__YOUR OBJECTIVE__.
Gather all lines from the material that contain "username".

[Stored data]
- - - - - - -

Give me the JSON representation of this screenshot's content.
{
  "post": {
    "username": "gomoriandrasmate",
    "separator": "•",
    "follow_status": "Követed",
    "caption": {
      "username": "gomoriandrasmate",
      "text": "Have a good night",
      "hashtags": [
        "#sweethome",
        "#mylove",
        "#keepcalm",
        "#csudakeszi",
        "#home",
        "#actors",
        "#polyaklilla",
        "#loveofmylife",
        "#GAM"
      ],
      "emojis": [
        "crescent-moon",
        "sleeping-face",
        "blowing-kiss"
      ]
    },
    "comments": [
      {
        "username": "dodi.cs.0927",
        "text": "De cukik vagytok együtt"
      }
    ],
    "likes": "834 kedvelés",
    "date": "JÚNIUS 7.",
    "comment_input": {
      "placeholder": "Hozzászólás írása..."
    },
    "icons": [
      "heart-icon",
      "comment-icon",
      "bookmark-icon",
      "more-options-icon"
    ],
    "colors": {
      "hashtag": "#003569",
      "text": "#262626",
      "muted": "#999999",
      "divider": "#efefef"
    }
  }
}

- - - - - - -

__PROBLEM SOLUTION__.
    "username": "gomoriandrasmate",
      "username": "gomoriandrasmate",
        "username": "dodi.cs.0927",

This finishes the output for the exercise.